■ What is expected ■
Go through the records below line by line. Count the lines with "paragraph" and give the count alone.
======== Entries supplied ========
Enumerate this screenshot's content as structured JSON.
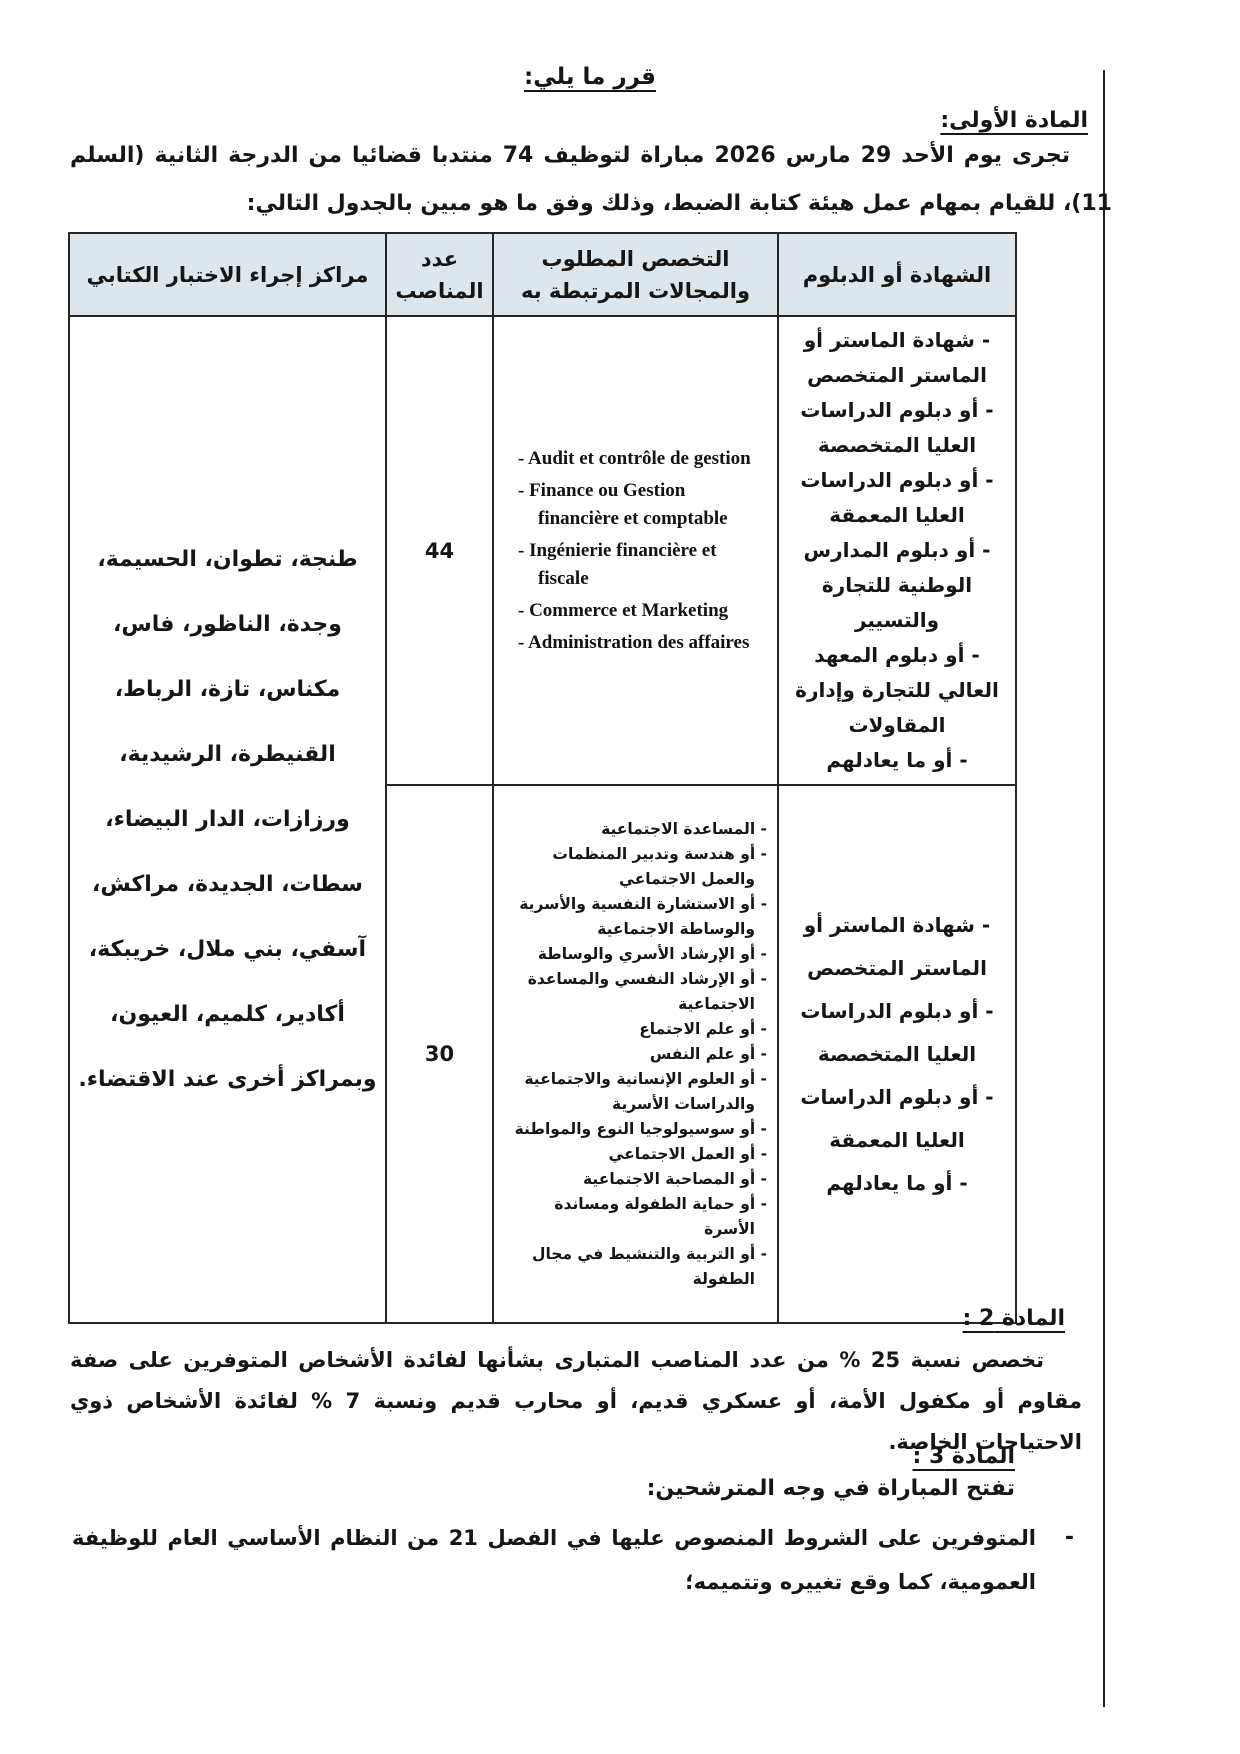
{
  "decision_line": "قرر ما يلي:",
  "article1": {
    "heading": "المادة الأولى:",
    "paragraph": "تجرى يوم الأحد 29 مارس 2026 مباراة لتوظيف 74 منتدبا قضائيا من الدرجة الثانية (السلم 11)، للقيام بمهام عمل هيئة كتابة الضبط، وذلك وفق ما هو مبين بالجدول التالي:"
  },
  "table": {
    "headers": [
      "الشهادة أو الدبلوم",
      "التخصص المطلوب والمجالات المرتبطة به",
      "عدد المناصب",
      "مراكز إجراء الاختبار الكتابي"
    ],
    "rows": [
      {
        "positions": "44",
        "diplomas": [
          "- شهادة الماستر أو الماستر المتخصص",
          "- أو دبلوم الدراسات العليا المتخصصة",
          "- أو دبلوم الدراسات العليا المعمقة",
          "- أو دبلوم المدارس الوطنية للتجارة والتسيير",
          "- أو دبلوم المعهد العالي للتجارة وإدارة المقاولات",
          "- أو ما يعادلهم"
        ],
        "specialties": [
          "- Audit et contrôle de gestion",
          "- Finance ou Gestion financière et comptable",
          "- Ingénierie financière et fiscale",
          "- Commerce et Marketing",
          "- Administration des affaires"
        ]
      },
      {
        "positions": "30",
        "diplomas": [
          "- شهادة الماستر أو الماستر المتخصص",
          "- أو دبلوم الدراسات العليا المتخصصة",
          "- أو دبلوم الدراسات العليا المعمقة",
          "- أو ما يعادلهم"
        ],
        "specialties": [
          "- المساعدة الاجتماعية",
          "- أو هندسة وتدبير المنظمات والعمل الاجتماعي",
          "- أو الاستشارة النفسية والأسرية والوساطة الاجتماعية",
          "- أو الإرشاد الأسري والوساطة",
          "- أو الإرشاد النفسي والمساعدة الاجتماعية",
          "- أو علم الاجتماع",
          "- أو علم النفس",
          "- أو العلوم الإنسانية والاجتماعية والدراسات الأسرية",
          "- أو سوسيولوجيا النوع والمواطنة",
          "- أو العمل الاجتماعي",
          "- أو المصاحبة الاجتماعية",
          "- أو حماية الطفولة ومساندة الأسرة",
          "- أو التربية والتنشيط في مجال الطفولة"
        ]
      }
    ],
    "centers": "طنجة، تطوان، الحسيمة، وجدة، الناظور، فاس، مكناس، تازة، الرباط، القنيطرة، الرشيدية، ورزازات، الدار البيضاء، سطات، الجديدة، مراكش، آسفي، بني ملال، خريبكة، أكادير، كلميم، العيون، وبمراكز أخرى عند الاقتضاء."
  },
  "article2": {
    "heading": "المادة 2 :",
    "paragraph": "تخصص نسبة 25 % من عدد المناصب المتبارى بشأنها لفائدة الأشخاص المتوفرين على صفة مقاوم أو مكفول الأمة، أو عسكري قديم، أو محارب قديم ونسبة 7 % لفائدة الأشخاص ذوي الاحتياجات الخاصة."
  },
  "article3": {
    "heading": "المادة 3 :",
    "intro": "تفتح المباراة في وجه المترشحين:",
    "bullet_dash": "-",
    "bullet": "المتوفرين على الشروط المنصوص عليها في الفصل 21 من النظام الأساسي العام للوظيفة العمومية، كما وقع تغييره وتتميمه؛"
  },
  "colors": {
    "table_header_fill": "#dde6ec"
  }
}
========
■ Solution ■
2